* begin *
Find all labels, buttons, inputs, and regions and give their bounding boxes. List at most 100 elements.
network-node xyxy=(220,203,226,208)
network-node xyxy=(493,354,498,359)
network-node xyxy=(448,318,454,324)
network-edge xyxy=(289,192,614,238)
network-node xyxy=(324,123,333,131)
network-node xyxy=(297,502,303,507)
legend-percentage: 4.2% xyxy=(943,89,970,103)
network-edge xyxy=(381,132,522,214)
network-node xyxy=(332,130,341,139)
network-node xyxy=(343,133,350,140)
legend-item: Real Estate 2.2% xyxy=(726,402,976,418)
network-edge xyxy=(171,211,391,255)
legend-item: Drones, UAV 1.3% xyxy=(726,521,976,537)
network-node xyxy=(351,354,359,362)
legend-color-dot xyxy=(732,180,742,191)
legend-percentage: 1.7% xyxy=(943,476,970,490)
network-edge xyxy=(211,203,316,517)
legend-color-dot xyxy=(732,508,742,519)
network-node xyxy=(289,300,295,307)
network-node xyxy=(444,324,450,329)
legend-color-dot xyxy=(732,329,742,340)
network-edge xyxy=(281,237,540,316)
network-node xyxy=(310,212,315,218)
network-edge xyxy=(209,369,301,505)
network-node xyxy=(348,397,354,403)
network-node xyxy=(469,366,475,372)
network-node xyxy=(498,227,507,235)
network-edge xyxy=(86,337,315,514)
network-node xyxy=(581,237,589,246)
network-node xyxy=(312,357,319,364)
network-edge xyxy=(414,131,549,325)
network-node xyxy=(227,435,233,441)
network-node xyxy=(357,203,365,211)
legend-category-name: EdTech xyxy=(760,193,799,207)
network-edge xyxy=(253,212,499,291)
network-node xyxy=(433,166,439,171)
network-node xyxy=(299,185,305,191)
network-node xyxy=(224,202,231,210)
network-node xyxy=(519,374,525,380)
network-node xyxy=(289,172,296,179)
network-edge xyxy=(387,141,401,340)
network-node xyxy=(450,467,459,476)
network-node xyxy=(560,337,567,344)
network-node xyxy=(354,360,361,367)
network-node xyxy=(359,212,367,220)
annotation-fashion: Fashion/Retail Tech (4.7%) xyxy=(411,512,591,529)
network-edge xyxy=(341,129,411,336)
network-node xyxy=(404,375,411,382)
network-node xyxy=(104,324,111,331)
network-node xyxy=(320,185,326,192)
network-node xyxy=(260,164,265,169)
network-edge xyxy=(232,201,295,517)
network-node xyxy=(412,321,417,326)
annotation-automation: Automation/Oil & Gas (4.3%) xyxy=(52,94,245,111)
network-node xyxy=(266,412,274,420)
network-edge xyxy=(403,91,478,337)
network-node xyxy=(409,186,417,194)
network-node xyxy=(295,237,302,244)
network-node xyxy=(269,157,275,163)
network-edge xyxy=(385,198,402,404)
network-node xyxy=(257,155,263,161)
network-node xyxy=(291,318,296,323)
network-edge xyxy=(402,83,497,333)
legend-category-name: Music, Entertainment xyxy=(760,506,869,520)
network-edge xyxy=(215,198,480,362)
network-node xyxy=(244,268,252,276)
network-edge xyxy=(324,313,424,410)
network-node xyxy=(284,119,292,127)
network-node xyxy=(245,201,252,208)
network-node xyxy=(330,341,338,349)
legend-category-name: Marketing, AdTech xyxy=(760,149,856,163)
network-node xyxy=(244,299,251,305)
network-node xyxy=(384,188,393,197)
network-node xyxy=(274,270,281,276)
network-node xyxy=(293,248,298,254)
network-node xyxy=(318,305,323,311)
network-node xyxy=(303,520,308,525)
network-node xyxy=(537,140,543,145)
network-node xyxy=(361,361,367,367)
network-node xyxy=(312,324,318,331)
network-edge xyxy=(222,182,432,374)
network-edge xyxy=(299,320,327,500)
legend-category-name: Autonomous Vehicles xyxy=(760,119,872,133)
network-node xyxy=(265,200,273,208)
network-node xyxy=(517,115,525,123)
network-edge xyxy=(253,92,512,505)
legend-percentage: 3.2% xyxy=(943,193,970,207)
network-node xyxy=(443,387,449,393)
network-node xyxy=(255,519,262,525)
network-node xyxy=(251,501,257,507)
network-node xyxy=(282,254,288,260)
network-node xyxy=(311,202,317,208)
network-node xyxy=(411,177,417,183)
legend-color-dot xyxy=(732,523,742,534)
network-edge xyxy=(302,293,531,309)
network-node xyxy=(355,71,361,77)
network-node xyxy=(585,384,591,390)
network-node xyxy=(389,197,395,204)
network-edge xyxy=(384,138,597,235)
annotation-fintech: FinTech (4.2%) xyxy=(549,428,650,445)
* end *
### Goal
Pick out every line in the listing that contains the string "annotation".

### Output of the exercise
annotation-fashion: Fashion/Retail Tech (4.7%) xyxy=(411,512,591,529)
annotation-automation: Automation/Oil & Gas (4.3%) xyxy=(52,94,245,111)
annotation-fintech: FinTech (4.2%) xyxy=(549,428,650,445)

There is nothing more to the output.